## WORK TO DO
Repeat the records below exactly as they appear.

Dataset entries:

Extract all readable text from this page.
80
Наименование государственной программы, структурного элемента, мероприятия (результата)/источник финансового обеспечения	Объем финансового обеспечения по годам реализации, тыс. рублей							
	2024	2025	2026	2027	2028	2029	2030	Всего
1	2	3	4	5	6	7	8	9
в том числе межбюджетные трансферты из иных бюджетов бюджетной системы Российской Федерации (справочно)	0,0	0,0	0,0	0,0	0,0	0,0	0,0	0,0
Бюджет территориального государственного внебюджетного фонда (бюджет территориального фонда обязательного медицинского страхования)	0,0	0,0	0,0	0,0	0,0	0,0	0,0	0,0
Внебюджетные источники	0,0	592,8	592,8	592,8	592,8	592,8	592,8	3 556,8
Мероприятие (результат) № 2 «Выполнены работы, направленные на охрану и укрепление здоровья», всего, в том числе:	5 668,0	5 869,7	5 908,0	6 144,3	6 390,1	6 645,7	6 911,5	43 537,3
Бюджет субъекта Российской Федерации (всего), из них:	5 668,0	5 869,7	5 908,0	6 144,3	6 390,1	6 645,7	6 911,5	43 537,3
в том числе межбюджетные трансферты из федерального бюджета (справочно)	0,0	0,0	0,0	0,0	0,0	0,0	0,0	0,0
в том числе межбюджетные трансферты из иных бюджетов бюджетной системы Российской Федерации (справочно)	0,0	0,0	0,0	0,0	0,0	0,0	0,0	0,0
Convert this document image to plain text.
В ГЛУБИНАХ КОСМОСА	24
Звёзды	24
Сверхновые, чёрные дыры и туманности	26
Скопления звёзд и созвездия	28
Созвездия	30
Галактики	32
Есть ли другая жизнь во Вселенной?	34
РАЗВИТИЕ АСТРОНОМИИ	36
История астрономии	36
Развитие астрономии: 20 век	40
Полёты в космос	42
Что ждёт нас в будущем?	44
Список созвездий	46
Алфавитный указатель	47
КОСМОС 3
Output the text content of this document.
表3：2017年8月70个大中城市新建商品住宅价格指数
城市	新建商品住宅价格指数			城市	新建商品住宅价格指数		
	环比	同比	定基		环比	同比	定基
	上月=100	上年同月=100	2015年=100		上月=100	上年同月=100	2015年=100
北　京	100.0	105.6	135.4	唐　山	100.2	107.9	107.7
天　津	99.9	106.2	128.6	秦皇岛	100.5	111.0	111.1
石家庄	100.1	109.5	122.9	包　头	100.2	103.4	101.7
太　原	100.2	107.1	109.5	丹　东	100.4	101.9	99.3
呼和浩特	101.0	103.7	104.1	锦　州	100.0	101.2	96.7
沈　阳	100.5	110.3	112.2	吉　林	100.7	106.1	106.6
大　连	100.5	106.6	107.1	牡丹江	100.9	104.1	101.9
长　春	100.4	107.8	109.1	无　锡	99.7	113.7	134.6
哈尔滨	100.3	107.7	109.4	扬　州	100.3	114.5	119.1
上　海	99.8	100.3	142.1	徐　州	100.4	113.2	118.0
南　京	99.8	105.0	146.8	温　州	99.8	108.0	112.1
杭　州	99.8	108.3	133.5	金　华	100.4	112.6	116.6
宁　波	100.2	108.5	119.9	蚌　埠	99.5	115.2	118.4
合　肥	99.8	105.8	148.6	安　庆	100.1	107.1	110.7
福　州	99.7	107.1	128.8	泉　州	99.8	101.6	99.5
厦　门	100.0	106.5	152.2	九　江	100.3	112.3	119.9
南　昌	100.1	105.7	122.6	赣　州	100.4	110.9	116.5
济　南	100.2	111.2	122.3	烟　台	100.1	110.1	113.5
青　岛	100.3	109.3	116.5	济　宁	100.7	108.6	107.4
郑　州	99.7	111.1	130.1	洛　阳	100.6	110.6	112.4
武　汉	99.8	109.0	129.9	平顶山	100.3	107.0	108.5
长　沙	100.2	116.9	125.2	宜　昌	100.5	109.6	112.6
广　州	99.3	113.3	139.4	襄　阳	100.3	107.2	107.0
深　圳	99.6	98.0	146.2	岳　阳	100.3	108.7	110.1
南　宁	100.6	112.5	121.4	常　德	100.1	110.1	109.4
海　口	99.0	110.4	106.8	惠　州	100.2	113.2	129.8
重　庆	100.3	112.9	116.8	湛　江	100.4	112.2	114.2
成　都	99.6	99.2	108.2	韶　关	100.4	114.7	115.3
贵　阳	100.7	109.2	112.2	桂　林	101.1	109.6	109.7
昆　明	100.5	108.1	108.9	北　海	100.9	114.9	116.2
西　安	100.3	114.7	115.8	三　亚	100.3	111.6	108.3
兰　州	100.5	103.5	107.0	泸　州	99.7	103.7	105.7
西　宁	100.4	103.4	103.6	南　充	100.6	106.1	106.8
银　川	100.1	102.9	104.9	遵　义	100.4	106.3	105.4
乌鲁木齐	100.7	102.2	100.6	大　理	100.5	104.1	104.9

## SOLVED PROBLEM
Extract all readable text from this page.
80
Наименование государственной программы, структурного элемента, мероприятия (результата)/источник финансового обеспечения	Объем финансового обеспечения по годам реализации, тыс. рублей							
	2024	2025	2026	2027	2028	2029	2030	Всего
1	2	3	4	5	6	7	8	9
в том числе межбюджетные трансферты из иных бюджетов бюджетной системы Российской Федерации (справочно)	0,0	0,0	0,0	0,0	0,0	0,0	0,0	0,0
Бюджет территориального государственного внебюджетного фонда (бюджет территориального фонда обязательного медицинского страхования)	0,0	0,0	0,0	0,0	0,0	0,0	0,0	0,0
Внебюджетные источники	0,0	592,8	592,8	592,8	592,8	592,8	592,8	3 556,8
Мероприятие (результат) № 2 «Выполнены работы, направленные на охрану и укрепление здоровья», всего, в том числе:	5 668,0	5 869,7	5 908,0	6 144,3	6 390,1	6 645,7	6 911,5	43 537,3
Бюджет субъекта Российской Федерации (всего), из них:	5 668,0	5 869,7	5 908,0	6 144,3	6 390,1	6 645,7	6 911,5	43 537,3
в том числе межбюджетные трансферты из федерального бюджета (справочно)	0,0	0,0	0,0	0,0	0,0	0,0	0,0	0,0
в том числе межбюджетные трансферты из иных бюджетов бюджетной системы Российской Федерации (справочно)	0,0	0,0	0,0	0,0	0,0	0,0	0,0	0,0
Convert this document image to plain text.
В ГЛУБИНАХ КОСМОСА	24
Звёзды	24
Сверхновые, чёрные дыры и туманности	26
Скопления звёзд и созвездия	28
Созвездия	30
Галактики	32
Есть ли другая жизнь во Вселенной?	34
РАЗВИТИЕ АСТРОНОМИИ	36
История астрономии	36
Развитие астрономии: 20 век	40
Полёты в космос	42
Что ждёт нас в будущем?	44
Список созвездий	46
Алфавитный указатель	47
КОСМОС 3
Output the text content of this document.
表3：2017年8月70个大中城市新建商品住宅价格指数
城市	新建商品住宅价格指数			城市	新建商品住宅价格指数		
	环比	同比	定基		环比	同比	定基
	上月=100	上年同月=100	2015年=100		上月=100	上年同月=100	2015年=100
北　京	100.0	105.6	135.4	唐　山	100.2	107.9	107.7
天　津	99.9	106.2	128.6	秦皇岛	100.5	111.0	111.1
石家庄	100.1	109.5	122.9	包　头	100.2	103.4	101.7
太　原	100.2	107.1	109.5	丹　东	100.4	101.9	99.3
呼和浩特	101.0	103.7	104.1	锦　州	100.0	101.2	96.7
沈　阳	100.5	110.3	112.2	吉　林	100.7	106.1	106.6
大　连	100.5	106.6	107.1	牡丹江	100.9	104.1	101.9
长　春	100.4	107.8	109.1	无　锡	99.7	113.7	134.6
哈尔滨	100.3	107.7	109.4	扬　州	100.3	114.5	119.1
上　海	99.8	100.3	142.1	徐　州	100.4	113.2	118.0
南　京	99.8	105.0	146.8	温　州	99.8	108.0	112.1
杭　州	99.8	108.3	133.5	金　华	100.4	112.6	116.6
宁　波	100.2	108.5	119.9	蚌　埠	99.5	115.2	118.4
合　肥	99.8	105.8	148.6	安　庆	100.1	107.1	110.7
福　州	99.7	107.1	128.8	泉　州	99.8	101.6	99.5
厦　门	100.0	106.5	152.2	九　江	100.3	112.3	119.9
南　昌	100.1	105.7	122.6	赣　州	100.4	110.9	116.5
济　南	100.2	111.2	122.3	烟　台	100.1	110.1	113.5
青　岛	100.3	109.3	116.5	济　宁	100.7	108.6	107.4
郑　州	99.7	111.1	130.1	洛　阳	100.6	110.6	112.4
武　汉	99.8	109.0	129.9	平顶山	100.3	107.0	108.5
长　沙	100.2	116.9	125.2	宜　昌	100.5	109.6	112.6
广　州	99.3	113.3	139.4	襄　阳	100.3	107.2	107.0
深　圳	99.6	98.0	146.2	岳　阳	100.3	108.7	110.1
南　宁	100.6	112.5	121.4	常　德	100.1	110.1	109.4
海　口	99.0	110.4	106.8	惠　州	100.2	113.2	129.8
重　庆	100.3	112.9	116.8	湛　江	100.4	112.2	114.2
成　都	99.6	99.2	108.2	韶　关	100.4	114.7	115.3
贵　阳	100.7	109.2	112.2	桂　林	101.1	109.6	109.7
昆　明	100.5	108.1	108.9	北　海	100.9	114.9	116.2
西　安	100.3	114.7	115.8	三　亚	100.3	111.6	108.3
兰　州	100.5	103.5	107.0	泸　州	99.7	103.7	105.7
西　宁	100.4	103.4	103.6	南　充	100.6	106.1	106.8
银　川	100.1	102.9	104.9	遵　义	100.4	106.3	105.4
乌鲁木齐	100.7	102.2	100.6	大　理	100.5	104.1	104.9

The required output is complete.